++++ Rows

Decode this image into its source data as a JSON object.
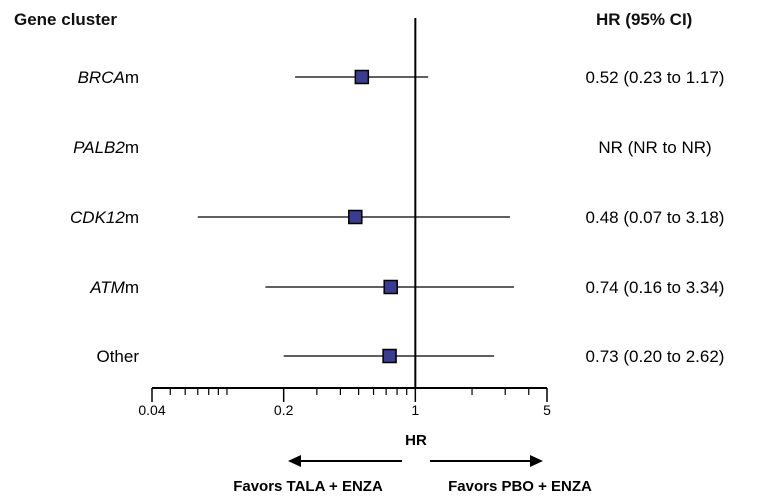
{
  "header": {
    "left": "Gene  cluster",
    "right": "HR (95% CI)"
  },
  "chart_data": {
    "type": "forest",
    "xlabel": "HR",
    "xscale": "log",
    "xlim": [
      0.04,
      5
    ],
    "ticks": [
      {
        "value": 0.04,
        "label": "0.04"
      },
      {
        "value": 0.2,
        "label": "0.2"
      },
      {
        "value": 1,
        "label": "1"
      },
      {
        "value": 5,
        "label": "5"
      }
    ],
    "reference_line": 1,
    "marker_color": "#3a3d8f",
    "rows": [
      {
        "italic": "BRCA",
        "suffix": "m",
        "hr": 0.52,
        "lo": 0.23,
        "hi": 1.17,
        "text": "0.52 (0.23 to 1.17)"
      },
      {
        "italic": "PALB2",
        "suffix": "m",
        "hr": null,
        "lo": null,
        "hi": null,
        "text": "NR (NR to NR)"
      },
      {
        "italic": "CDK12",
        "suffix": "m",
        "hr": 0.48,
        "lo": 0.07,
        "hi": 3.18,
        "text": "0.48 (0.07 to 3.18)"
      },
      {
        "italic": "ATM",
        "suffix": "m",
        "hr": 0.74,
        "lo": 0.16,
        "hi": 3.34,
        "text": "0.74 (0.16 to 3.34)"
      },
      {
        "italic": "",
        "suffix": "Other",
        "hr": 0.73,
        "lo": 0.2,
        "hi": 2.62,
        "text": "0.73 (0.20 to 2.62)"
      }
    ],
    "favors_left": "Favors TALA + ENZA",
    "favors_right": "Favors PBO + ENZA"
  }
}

++++++++

[To do]: Set down all the data again exactly as above, pictures excluded.

[Written answer]:
Decode this image into its source data as a JSON object.
{
  "header": {
    "left": "Gene  cluster",
    "right": "HR (95% CI)"
  },
  "chart_data": {
    "type": "forest",
    "xlabel": "HR",
    "xscale": "log",
    "xlim": [
      0.04,
      5
    ],
    "ticks": [
      {
        "value": 0.04,
        "label": "0.04"
      },
      {
        "value": 0.2,
        "label": "0.2"
      },
      {
        "value": 1,
        "label": "1"
      },
      {
        "value": 5,
        "label": "5"
      }
    ],
    "reference_line": 1,
    "marker_color": "#3a3d8f",
    "rows": [
      {
        "italic": "BRCA",
        "suffix": "m",
        "hr": 0.52,
        "lo": 0.23,
        "hi": 1.17,
        "text": "0.52 (0.23 to 1.17)"
      },
      {
        "italic": "PALB2",
        "suffix": "m",
        "hr": null,
        "lo": null,
        "hi": null,
        "text": "NR (NR to NR)"
      },
      {
        "italic": "CDK12",
        "suffix": "m",
        "hr": 0.48,
        "lo": 0.07,
        "hi": 3.18,
        "text": "0.48 (0.07 to 3.18)"
      },
      {
        "italic": "ATM",
        "suffix": "m",
        "hr": 0.74,
        "lo": 0.16,
        "hi": 3.34,
        "text": "0.74 (0.16 to 3.34)"
      },
      {
        "italic": "",
        "suffix": "Other",
        "hr": 0.73,
        "lo": 0.2,
        "hi": 2.62,
        "text": "0.73 (0.20 to 2.62)"
      }
    ],
    "favors_left": "Favors TALA + ENZA",
    "favors_right": "Favors PBO + ENZA"
  }
}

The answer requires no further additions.